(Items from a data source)
---------------

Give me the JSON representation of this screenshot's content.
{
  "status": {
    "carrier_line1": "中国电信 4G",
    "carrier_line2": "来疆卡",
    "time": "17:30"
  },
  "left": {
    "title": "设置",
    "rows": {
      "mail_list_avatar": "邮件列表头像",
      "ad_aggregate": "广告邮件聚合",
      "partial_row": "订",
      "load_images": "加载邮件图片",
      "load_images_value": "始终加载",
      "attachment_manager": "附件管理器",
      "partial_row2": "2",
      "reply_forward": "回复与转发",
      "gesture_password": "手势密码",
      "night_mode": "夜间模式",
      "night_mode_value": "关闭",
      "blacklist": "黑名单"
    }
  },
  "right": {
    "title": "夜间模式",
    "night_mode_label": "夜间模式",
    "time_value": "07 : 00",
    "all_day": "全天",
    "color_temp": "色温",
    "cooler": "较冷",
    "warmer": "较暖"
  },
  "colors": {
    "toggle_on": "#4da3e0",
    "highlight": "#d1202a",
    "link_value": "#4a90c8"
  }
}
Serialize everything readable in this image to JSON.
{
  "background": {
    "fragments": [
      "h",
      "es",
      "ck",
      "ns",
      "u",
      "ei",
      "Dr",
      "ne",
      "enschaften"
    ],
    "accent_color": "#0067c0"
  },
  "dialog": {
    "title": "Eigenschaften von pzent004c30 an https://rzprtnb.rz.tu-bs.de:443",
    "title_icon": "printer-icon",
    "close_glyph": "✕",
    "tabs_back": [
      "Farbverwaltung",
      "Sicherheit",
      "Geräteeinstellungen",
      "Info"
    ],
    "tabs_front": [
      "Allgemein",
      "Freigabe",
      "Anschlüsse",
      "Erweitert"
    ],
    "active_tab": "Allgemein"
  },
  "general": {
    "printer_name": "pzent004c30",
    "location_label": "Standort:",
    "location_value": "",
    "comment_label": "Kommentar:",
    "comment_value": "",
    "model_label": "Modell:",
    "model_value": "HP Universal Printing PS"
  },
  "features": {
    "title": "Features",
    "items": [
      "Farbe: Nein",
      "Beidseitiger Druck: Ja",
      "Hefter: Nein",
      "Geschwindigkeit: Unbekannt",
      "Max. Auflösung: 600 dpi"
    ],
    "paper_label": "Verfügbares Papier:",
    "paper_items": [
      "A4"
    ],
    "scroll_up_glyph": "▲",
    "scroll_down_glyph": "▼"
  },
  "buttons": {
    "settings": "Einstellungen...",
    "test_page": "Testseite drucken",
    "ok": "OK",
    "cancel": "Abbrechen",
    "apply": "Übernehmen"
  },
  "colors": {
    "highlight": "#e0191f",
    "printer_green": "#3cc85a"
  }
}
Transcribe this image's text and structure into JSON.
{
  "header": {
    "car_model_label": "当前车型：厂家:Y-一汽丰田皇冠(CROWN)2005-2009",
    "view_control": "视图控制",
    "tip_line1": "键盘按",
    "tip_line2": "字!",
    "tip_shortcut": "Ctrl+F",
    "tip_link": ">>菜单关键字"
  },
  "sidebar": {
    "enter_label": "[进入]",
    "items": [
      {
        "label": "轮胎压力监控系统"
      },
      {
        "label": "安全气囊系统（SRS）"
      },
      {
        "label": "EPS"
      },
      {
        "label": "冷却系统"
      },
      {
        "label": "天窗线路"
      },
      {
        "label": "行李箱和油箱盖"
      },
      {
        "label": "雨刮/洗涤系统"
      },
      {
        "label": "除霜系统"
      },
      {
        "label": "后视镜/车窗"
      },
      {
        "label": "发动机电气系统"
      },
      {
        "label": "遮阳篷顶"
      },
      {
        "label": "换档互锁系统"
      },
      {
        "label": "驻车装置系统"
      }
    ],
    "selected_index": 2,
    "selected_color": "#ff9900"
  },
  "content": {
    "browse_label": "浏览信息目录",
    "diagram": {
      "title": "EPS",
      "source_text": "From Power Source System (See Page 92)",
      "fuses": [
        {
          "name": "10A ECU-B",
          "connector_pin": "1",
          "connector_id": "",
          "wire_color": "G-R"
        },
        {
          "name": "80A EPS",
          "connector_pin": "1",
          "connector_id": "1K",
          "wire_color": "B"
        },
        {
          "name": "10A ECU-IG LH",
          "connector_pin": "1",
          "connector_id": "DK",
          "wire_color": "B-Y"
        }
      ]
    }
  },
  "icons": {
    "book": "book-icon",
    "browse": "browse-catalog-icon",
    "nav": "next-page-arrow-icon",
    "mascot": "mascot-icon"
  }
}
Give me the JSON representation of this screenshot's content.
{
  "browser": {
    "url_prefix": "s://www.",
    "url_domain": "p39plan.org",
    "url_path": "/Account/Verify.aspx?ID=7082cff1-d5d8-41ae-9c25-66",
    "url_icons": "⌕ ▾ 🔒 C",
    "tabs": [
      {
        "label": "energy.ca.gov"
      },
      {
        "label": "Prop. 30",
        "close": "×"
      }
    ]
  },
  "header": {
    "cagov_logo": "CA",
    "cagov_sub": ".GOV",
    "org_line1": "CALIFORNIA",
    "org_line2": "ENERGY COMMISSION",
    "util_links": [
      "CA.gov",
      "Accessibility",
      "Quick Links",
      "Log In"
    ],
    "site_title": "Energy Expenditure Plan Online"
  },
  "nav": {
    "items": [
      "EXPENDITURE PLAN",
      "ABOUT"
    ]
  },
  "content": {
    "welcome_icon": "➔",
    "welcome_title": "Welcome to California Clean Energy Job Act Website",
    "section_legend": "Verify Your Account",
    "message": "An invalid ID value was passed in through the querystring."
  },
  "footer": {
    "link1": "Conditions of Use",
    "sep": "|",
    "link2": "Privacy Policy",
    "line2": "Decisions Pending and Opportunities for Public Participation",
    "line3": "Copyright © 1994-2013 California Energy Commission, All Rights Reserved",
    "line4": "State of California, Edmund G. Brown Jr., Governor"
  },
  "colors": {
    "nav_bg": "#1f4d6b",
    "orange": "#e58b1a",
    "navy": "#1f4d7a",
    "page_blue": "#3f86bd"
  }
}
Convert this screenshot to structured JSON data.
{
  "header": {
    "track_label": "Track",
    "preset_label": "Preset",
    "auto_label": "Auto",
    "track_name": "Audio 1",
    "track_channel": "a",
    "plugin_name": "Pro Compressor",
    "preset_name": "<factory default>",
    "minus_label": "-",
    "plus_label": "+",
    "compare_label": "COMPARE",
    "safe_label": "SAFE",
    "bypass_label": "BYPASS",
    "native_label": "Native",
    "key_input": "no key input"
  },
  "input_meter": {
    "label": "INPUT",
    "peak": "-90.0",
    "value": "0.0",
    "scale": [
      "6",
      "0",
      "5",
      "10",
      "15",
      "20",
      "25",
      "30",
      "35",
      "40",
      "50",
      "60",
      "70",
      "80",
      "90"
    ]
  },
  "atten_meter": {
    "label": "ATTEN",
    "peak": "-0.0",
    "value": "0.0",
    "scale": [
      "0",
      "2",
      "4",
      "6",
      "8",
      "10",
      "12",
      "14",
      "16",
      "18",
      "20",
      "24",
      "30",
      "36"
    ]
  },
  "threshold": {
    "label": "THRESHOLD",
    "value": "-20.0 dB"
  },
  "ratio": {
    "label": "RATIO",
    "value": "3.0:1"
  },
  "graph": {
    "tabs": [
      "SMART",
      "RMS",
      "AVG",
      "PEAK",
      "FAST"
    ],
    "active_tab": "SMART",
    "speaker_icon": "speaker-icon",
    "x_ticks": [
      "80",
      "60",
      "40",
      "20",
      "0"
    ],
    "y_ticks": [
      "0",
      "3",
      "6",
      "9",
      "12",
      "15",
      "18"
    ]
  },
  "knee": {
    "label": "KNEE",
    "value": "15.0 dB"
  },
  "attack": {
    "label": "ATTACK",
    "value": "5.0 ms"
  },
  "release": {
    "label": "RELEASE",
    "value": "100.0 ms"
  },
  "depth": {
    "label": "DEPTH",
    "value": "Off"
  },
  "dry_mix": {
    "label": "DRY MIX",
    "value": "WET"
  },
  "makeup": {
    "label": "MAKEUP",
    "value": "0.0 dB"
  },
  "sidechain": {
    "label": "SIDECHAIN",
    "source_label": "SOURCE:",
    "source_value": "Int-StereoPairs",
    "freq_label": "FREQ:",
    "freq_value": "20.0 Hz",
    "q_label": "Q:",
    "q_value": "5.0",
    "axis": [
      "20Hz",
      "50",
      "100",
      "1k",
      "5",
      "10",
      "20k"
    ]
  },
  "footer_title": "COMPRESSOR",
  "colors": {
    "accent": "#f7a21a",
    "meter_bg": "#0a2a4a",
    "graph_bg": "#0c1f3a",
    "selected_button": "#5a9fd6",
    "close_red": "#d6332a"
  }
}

---------------

▸ **PROBLEM REQUIREMENTS**
Pull every line containing "highlight" out of the records.

▸ **ANSWER TO THIS PROBLEM**
    "highlight": "#d1202a",
    "highlight": "#e0191f",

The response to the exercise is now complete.